Entries taken from a collection:
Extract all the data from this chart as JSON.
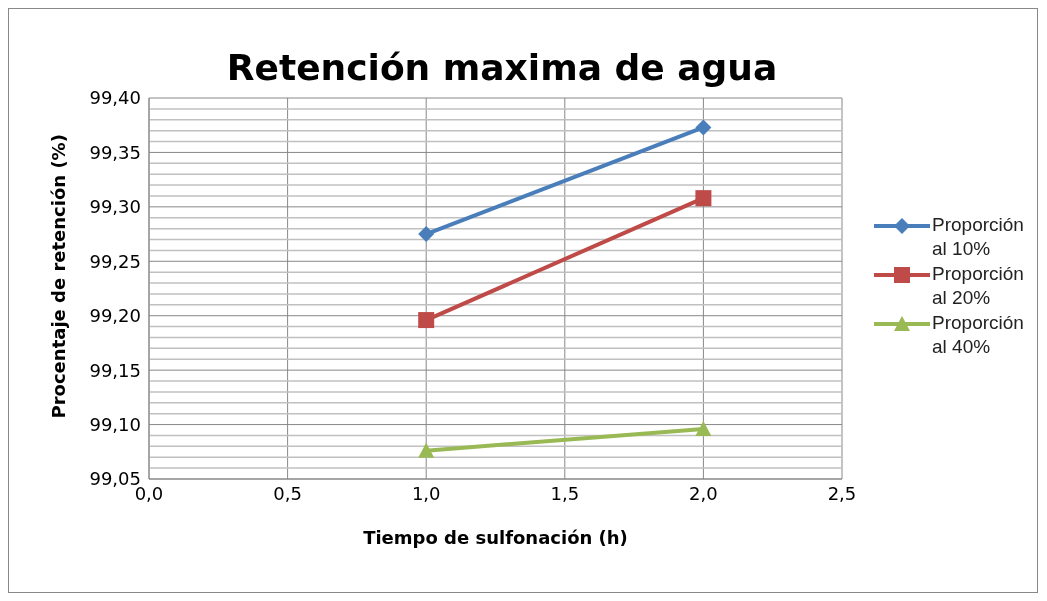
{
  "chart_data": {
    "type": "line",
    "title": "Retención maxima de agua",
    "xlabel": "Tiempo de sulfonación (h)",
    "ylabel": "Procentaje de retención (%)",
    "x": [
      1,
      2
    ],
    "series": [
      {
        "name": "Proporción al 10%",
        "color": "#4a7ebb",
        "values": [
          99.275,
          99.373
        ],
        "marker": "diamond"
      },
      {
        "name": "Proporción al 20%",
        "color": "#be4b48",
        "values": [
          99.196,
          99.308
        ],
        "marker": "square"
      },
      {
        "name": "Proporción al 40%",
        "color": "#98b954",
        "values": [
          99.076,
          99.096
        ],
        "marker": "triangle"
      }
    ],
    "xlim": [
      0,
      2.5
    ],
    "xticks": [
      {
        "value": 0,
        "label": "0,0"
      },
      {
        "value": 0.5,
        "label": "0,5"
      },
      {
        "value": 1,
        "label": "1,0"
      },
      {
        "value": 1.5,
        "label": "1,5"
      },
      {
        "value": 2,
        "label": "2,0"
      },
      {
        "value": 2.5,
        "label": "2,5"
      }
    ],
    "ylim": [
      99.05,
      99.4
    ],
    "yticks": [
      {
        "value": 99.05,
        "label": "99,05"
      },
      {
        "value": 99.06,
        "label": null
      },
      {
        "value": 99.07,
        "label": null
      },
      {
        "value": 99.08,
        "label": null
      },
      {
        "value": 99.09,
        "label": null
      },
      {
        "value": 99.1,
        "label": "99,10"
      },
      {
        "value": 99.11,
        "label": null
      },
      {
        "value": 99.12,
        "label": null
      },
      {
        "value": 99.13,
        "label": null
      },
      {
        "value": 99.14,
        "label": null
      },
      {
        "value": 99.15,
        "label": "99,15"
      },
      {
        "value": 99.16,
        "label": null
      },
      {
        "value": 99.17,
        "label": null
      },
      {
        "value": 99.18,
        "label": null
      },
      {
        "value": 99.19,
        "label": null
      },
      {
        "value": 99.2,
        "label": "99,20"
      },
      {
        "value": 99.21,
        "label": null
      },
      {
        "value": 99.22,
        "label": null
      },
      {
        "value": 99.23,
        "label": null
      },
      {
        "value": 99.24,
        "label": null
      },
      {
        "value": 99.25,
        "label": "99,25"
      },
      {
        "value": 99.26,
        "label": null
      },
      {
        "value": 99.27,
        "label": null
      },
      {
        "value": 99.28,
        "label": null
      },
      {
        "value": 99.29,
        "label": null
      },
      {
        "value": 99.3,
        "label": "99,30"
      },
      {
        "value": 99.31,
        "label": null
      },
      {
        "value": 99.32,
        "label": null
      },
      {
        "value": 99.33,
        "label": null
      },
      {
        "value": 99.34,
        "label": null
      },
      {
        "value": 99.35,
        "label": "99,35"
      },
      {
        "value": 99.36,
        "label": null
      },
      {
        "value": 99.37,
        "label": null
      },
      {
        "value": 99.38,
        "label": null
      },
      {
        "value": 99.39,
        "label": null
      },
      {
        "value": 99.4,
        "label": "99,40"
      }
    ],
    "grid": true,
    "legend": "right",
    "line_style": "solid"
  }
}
==
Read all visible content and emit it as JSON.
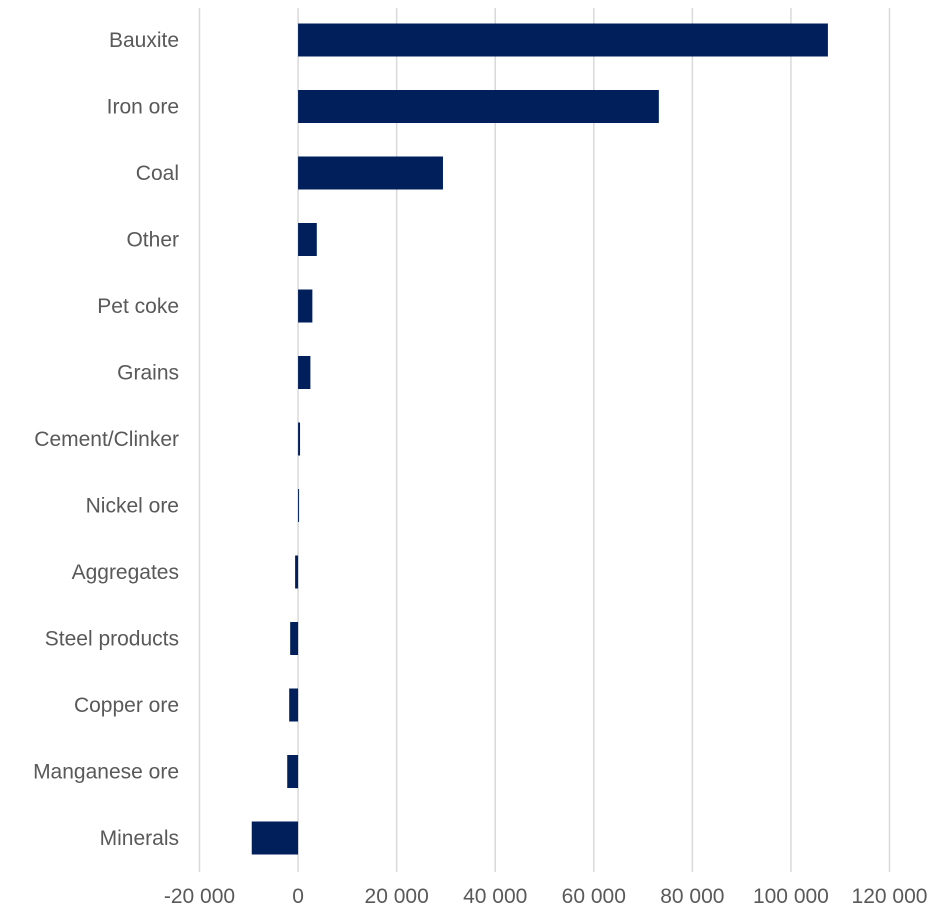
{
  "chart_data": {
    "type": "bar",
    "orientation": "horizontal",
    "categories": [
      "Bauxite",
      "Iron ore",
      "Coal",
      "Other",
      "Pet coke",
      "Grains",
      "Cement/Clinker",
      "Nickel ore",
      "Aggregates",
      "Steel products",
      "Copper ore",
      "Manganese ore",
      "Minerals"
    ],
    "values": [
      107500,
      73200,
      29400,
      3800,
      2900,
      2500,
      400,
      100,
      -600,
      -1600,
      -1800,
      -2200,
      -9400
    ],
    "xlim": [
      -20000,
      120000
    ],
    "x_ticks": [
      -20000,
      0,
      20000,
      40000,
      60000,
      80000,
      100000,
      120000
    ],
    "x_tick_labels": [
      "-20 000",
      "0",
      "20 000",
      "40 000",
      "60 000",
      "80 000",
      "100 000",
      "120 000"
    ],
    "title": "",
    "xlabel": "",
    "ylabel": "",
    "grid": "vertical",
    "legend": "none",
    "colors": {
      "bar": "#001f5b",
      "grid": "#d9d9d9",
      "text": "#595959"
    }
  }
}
--
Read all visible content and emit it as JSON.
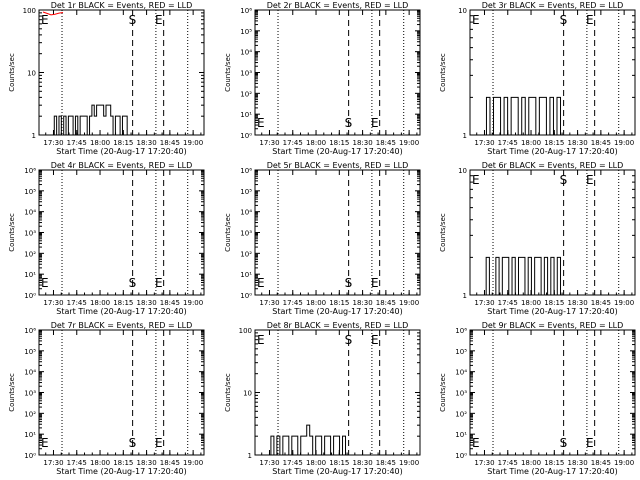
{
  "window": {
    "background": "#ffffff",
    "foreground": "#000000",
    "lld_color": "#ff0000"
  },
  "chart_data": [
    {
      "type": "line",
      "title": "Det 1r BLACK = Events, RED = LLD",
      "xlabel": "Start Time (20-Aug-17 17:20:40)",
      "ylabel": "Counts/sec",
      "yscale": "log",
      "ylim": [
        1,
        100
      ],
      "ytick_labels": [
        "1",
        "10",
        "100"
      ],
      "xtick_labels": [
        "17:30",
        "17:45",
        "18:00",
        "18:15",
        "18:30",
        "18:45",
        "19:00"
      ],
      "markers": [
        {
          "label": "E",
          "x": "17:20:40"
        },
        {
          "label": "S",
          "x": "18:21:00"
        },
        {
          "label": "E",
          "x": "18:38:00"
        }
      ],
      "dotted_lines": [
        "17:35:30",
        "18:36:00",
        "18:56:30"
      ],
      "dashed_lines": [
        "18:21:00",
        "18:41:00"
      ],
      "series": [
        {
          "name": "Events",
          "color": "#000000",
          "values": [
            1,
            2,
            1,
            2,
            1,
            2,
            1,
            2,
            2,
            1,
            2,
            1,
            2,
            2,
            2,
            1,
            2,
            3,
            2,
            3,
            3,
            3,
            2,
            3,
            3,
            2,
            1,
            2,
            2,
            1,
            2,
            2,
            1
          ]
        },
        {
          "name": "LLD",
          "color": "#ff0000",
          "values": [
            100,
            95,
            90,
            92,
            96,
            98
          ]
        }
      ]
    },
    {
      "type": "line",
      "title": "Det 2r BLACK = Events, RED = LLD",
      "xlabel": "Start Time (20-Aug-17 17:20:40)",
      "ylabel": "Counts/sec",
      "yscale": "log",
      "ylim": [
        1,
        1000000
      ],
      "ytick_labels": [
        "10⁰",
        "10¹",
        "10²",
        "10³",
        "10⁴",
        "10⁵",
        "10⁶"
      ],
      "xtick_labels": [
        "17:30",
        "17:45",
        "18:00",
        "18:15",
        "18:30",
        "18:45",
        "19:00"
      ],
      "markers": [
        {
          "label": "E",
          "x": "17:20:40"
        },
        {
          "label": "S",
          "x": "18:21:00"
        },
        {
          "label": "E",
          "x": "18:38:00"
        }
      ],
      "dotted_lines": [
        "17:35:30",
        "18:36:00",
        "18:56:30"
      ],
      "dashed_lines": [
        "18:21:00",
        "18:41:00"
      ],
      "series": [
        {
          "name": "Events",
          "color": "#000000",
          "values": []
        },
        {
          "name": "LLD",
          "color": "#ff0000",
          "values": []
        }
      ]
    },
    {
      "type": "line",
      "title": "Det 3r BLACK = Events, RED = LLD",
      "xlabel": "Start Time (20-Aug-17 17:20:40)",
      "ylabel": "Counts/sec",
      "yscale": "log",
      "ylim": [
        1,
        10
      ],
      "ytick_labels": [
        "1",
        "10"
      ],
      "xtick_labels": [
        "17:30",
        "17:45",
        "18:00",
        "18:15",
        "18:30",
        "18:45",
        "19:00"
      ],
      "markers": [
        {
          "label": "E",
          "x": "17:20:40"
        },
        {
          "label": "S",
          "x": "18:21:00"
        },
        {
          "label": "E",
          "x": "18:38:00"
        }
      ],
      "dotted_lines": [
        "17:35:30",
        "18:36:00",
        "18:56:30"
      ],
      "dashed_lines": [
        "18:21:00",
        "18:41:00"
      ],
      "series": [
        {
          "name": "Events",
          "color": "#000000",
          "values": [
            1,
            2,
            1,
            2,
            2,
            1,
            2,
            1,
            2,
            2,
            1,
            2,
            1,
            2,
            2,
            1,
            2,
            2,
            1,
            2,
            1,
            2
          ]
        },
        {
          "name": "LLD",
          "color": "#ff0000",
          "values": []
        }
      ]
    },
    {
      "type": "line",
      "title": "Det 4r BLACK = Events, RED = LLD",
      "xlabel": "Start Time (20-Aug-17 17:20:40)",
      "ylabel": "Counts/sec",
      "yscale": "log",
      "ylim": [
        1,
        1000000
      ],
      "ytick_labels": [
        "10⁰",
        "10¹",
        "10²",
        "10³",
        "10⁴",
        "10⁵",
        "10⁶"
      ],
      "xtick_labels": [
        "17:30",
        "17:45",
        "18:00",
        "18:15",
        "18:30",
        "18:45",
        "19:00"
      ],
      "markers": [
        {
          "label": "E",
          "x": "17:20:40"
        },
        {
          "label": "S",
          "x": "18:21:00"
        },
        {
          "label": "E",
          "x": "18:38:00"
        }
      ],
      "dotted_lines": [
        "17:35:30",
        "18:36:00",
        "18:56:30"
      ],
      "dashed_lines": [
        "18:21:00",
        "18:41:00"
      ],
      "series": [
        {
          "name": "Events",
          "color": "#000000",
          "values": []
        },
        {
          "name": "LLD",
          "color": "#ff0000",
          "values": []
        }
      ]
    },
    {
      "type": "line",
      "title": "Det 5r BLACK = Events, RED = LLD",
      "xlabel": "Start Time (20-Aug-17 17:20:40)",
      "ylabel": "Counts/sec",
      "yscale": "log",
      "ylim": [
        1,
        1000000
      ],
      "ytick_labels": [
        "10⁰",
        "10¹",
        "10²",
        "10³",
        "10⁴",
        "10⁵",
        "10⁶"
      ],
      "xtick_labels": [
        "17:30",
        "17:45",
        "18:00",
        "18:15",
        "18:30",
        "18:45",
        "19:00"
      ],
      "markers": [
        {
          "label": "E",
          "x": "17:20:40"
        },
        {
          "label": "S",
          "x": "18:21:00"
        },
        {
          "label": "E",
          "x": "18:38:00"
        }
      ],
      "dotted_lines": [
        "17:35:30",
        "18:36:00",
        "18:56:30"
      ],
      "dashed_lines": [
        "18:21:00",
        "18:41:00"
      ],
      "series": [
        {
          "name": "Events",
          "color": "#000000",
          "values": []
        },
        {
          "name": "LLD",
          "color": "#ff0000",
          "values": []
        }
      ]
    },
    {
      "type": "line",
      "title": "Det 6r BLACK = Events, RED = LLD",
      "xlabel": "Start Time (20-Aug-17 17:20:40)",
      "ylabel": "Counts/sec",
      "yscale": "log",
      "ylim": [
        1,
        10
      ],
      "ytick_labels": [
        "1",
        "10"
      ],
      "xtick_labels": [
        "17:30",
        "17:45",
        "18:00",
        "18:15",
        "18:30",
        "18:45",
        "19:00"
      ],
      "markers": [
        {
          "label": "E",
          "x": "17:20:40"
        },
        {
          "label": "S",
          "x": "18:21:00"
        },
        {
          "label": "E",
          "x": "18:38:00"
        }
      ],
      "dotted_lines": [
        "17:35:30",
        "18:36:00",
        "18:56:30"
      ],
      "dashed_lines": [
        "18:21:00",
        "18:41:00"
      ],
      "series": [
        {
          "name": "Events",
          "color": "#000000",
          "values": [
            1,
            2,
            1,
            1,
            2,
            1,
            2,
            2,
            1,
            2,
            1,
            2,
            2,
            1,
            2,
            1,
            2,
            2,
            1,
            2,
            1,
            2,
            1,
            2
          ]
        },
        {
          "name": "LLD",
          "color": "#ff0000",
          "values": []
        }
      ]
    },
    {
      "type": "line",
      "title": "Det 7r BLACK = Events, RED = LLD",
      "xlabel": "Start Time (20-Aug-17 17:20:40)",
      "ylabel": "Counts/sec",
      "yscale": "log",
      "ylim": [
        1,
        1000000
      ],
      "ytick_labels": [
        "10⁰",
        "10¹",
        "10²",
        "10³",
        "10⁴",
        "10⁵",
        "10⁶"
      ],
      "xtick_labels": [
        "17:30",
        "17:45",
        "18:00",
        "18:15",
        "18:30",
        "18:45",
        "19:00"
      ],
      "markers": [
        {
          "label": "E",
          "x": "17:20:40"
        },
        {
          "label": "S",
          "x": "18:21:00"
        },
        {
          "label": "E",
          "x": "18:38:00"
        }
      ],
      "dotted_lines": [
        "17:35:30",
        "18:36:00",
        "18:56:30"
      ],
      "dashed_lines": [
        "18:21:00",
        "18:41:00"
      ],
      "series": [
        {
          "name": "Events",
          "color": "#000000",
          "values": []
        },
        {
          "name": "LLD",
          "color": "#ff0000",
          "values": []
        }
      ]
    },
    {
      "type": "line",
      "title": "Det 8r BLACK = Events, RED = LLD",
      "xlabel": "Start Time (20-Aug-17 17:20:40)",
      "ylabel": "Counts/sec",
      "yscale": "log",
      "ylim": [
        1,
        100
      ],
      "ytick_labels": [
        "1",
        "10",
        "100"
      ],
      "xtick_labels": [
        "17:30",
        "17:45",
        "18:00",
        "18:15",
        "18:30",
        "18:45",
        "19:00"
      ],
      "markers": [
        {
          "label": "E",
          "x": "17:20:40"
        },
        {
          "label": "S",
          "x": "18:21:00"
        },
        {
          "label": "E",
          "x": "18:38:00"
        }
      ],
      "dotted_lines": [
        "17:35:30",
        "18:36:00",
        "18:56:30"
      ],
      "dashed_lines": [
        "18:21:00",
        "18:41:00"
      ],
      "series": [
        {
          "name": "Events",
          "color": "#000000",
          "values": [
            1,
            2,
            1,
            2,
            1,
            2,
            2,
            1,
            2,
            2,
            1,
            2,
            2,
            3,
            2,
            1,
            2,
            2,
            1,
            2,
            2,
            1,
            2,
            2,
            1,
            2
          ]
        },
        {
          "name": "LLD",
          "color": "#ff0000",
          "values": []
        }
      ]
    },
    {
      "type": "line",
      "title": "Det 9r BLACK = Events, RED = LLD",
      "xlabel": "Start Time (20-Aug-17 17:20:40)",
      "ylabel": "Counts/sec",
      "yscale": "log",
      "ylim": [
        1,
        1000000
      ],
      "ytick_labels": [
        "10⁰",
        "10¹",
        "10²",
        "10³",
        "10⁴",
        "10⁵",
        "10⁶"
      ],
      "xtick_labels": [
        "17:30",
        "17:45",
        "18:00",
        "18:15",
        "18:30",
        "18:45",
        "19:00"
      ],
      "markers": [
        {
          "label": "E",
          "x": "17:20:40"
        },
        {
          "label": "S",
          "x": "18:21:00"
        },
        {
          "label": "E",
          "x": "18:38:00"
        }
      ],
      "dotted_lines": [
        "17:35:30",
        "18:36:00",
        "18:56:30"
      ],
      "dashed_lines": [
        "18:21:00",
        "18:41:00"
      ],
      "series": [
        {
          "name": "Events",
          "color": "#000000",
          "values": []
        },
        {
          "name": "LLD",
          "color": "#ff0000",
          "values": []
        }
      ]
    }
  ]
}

▶ Your instructions
List every line above that contains the word "title".

▶ Solution for this problem
    "title": "Retención maxima de agua",
    "title": "",
      "title": "Det 1r BLACK = Events, RED = LLD",
      "title": "Det 2r BLACK = Events, RED = LLD",
      "title": "Det 3r BLACK = Events, RED = LLD",
      "title": "Det 4r BLACK = Events, RED = LLD",
      "title": "Det 5r BLACK = Events, RED = LLD",
      "title": "Det 6r BLACK = Events, RED = LLD",
      "title": "Det 7r BLACK = Events, RED = LLD",
      "title": "Det 8r BLACK = Events, RED = LLD",
      "title": "Det 9r BLACK = Events, RED = LLD",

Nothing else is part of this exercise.